→ **Set exercise**
Look over the entries that follow and work out how many lines contain "подобається". State the number only.

-- Begin Material provided --

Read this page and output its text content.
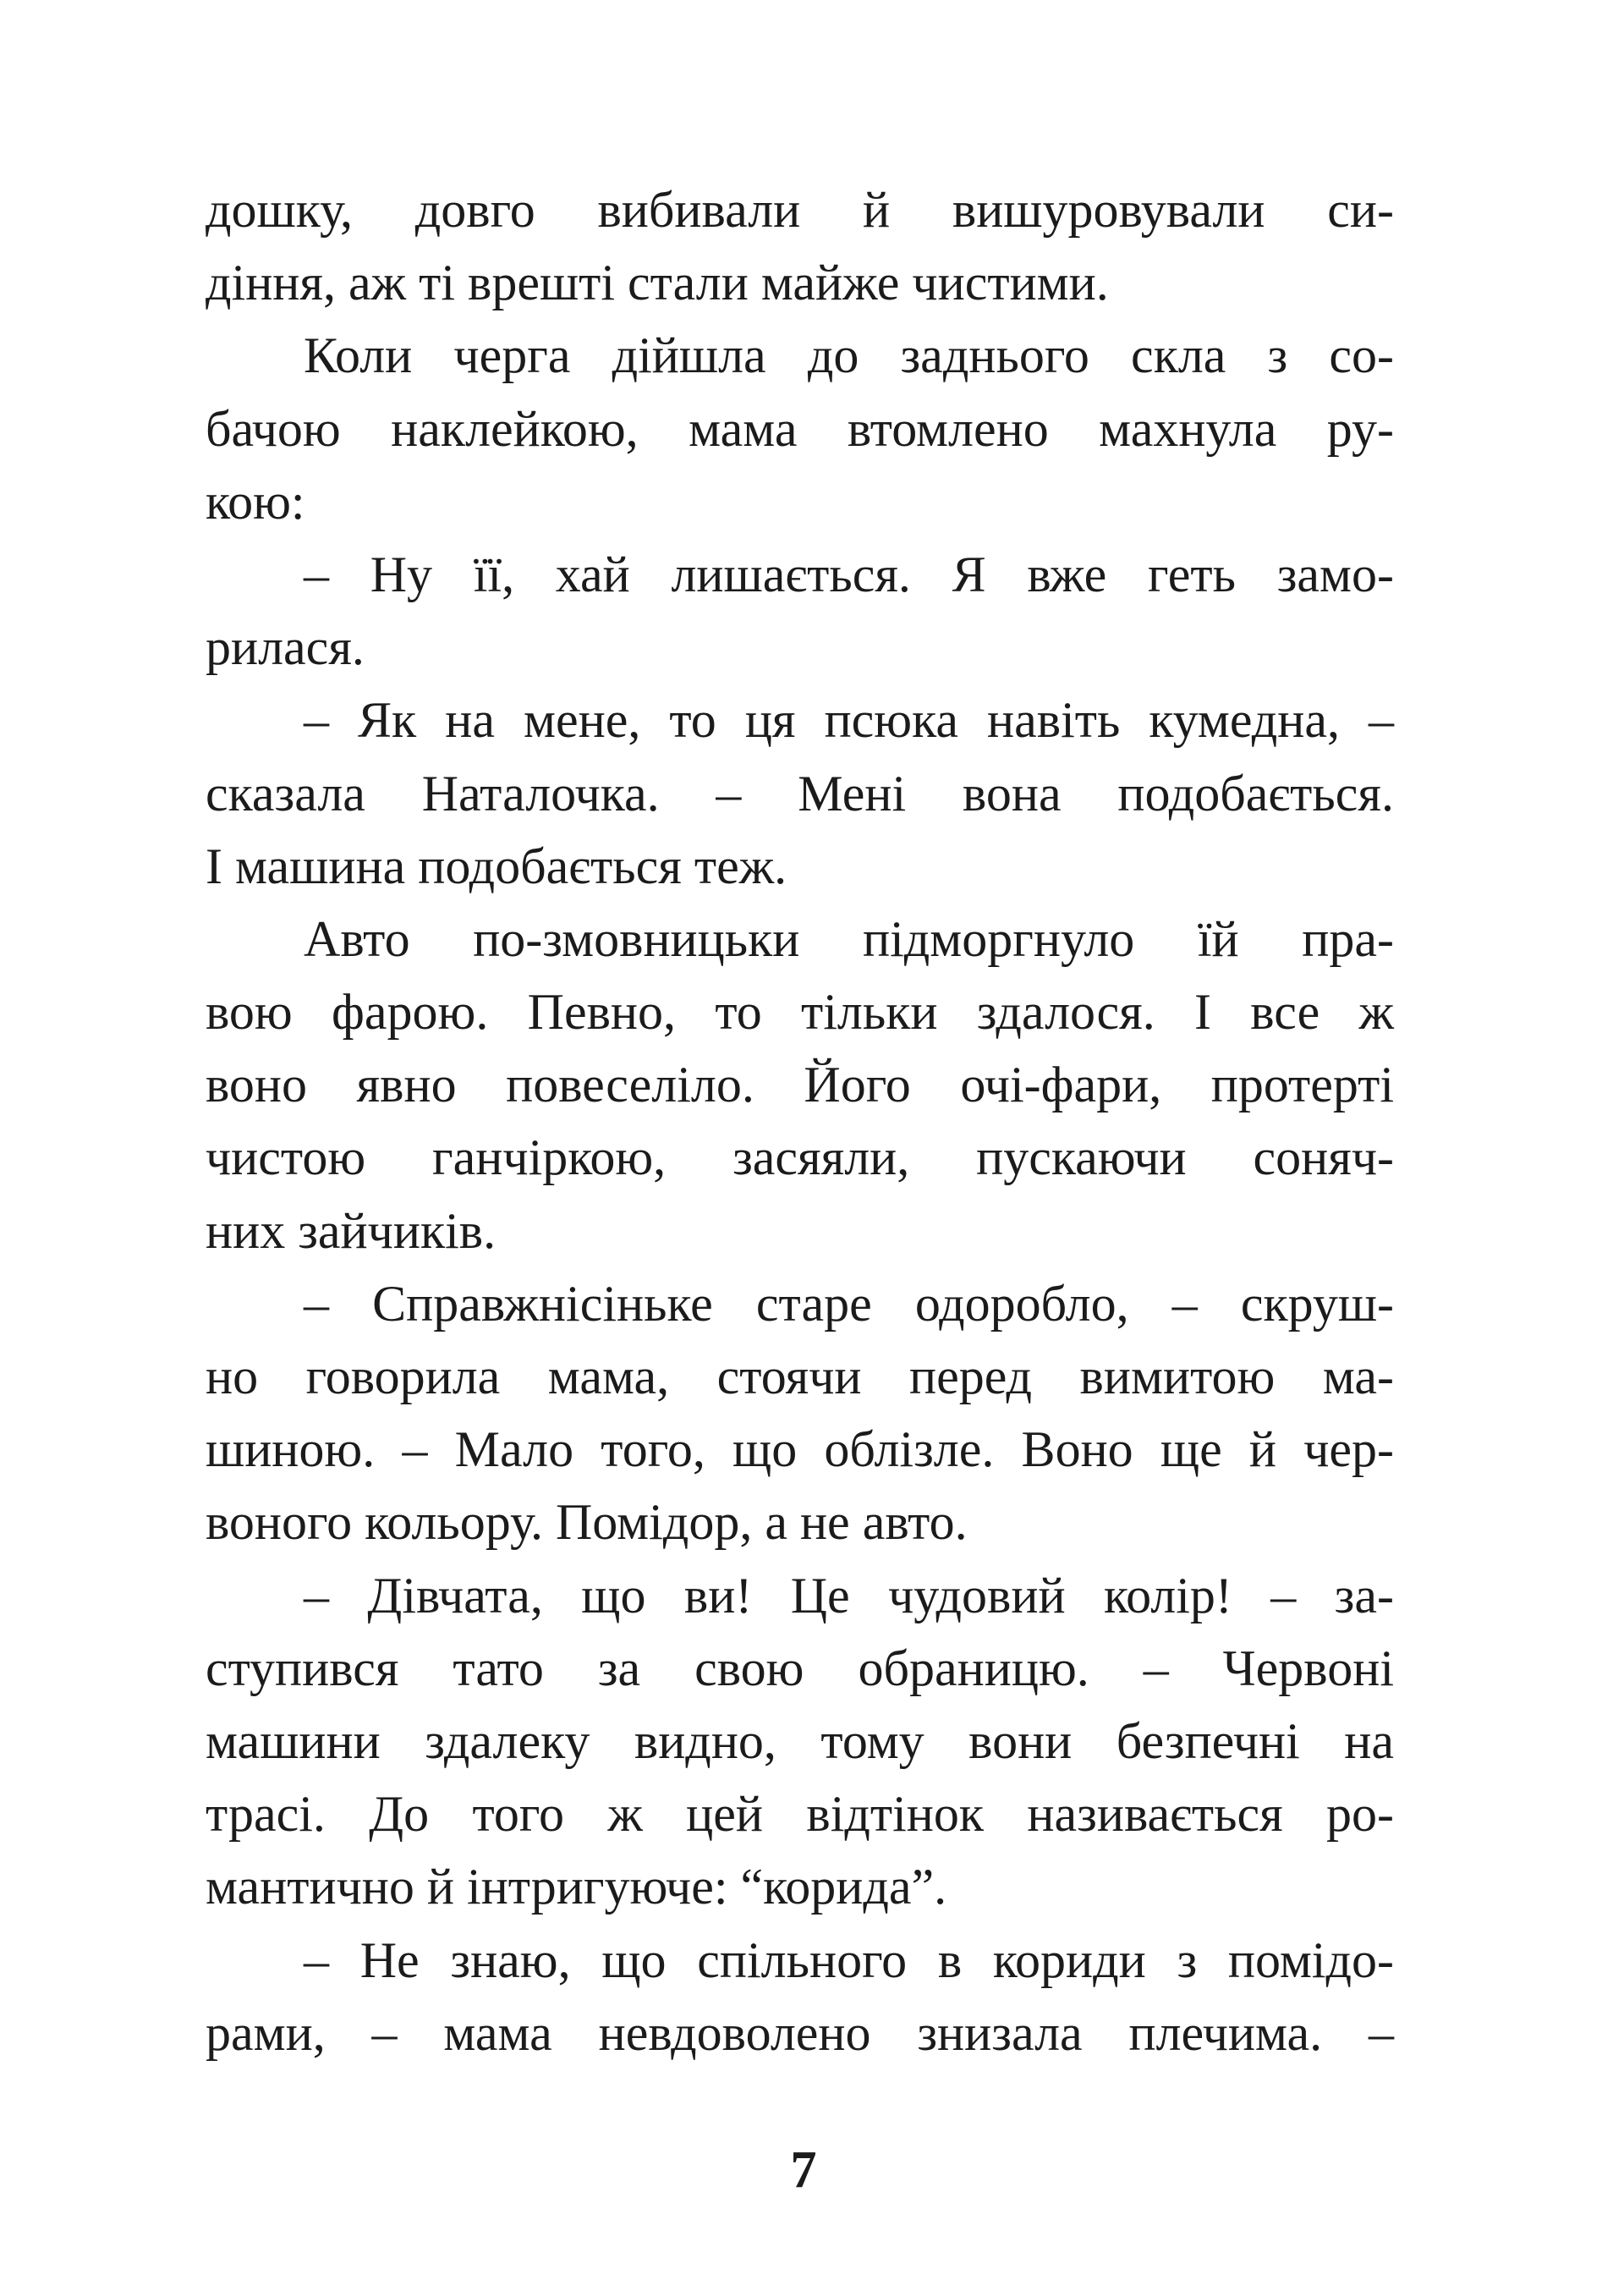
дошку, довго вибивали й вишуровували си-
діння, аж ті врешті стали майже чистими.
Коли черга дійшла до заднього скла з со-
бачою наклейкою, мама втомлено махнула ру-
кою:
– Ну її, хай лишається. Я вже геть замо-
рилася.
– Як на мене, то ця псюка навіть кумедна, –
сказала Наталочка. – Мені вона подобається.
І машина подобається теж.
Авто по-змовницьки підморгнуло їй пра-
вою фарою. Певно, то тільки здалося. І все ж
воно явно повеселіло. Його очі-фари, протерті
чистою ганчіркою, засяяли, пускаючи соняч-
них зайчиків.
– Справжнісіньке старе одоробло, – скруш-
но говорила мама, стоячи перед вимитою ма-
шиною. – Мало того, що облізле. Воно ще й чер-
воного кольору. Помідор, а не авто.
– Дівчата, що ви! Це чудовий колір! – за-
ступився тато за свою обраницю. – Червоні
машини здалеку видно, тому вони безпечні на
трасі. До того ж цей відтінок називається ро-
мантично й інтригуюче: “корида”.
– Не знаю, що спільного в кориди з помідо-
рами, – мама невдоволено знизала плечима. –
7
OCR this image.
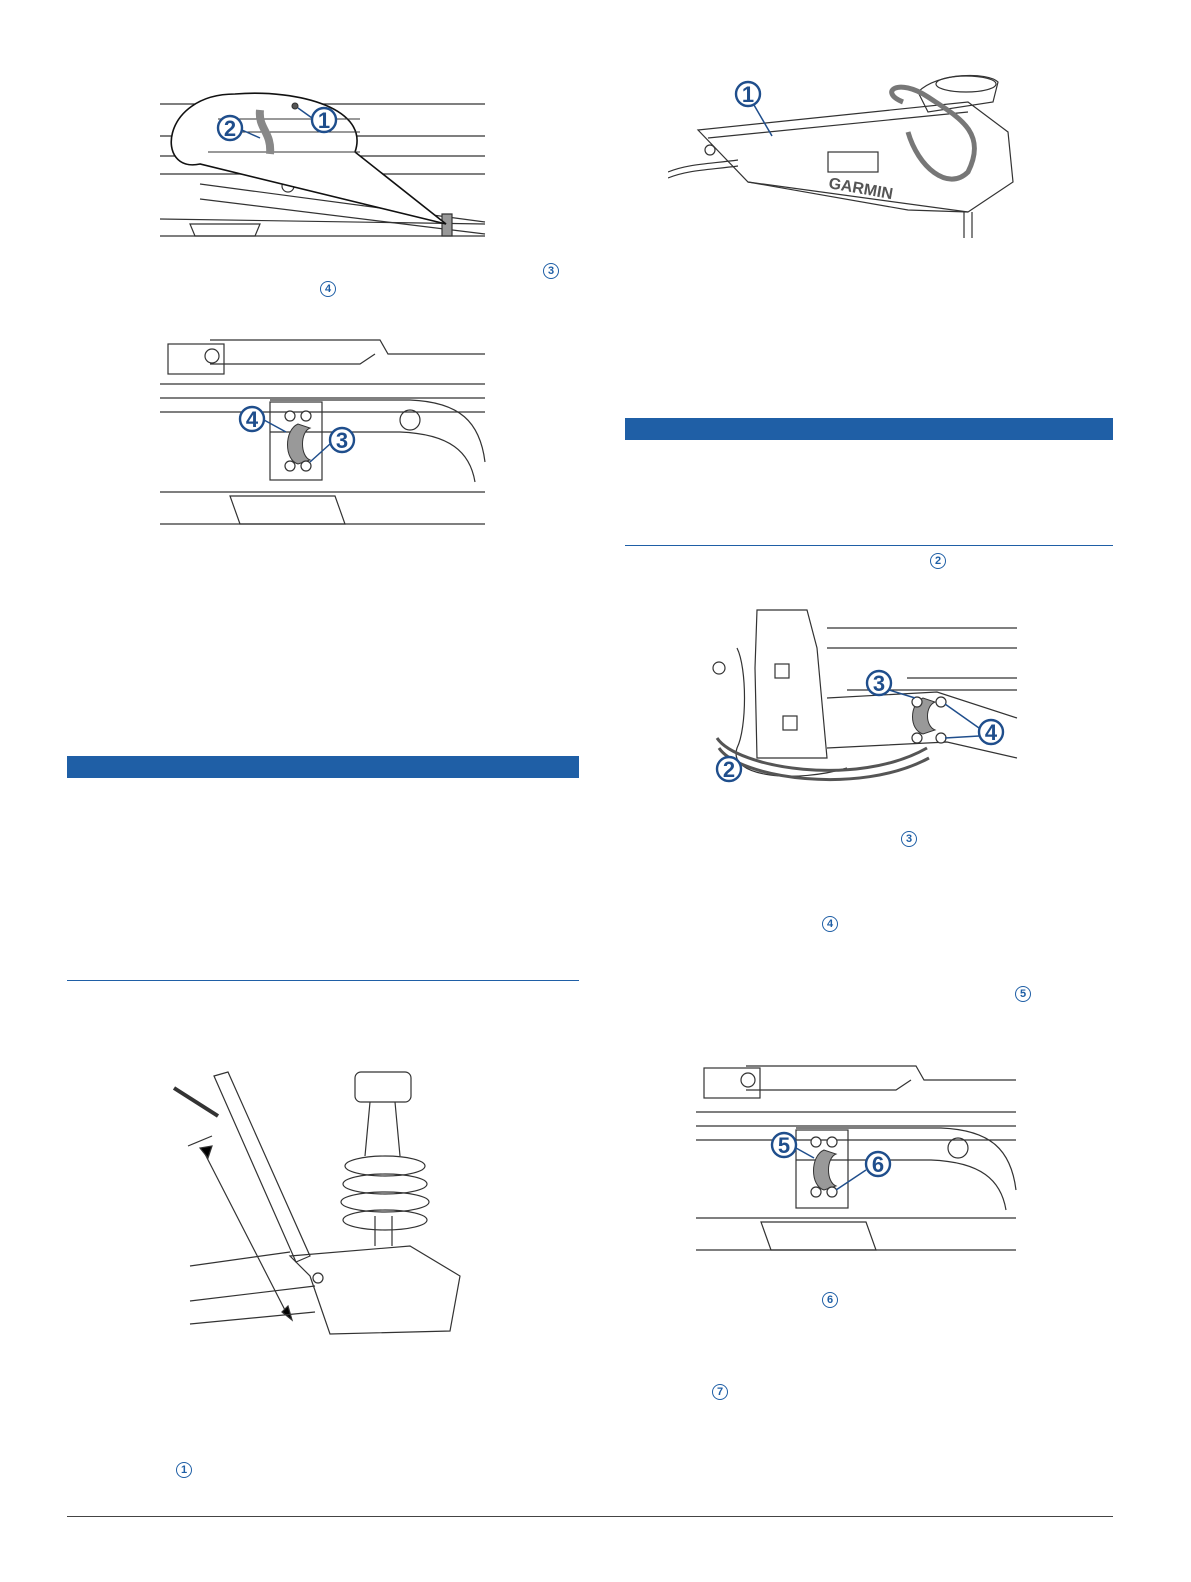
1
2
3
4
4
3
1
GARMIN
1
2
3
4
2
3
4
5
5
6
6
7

-- End Material provided --

→ **Task result**
2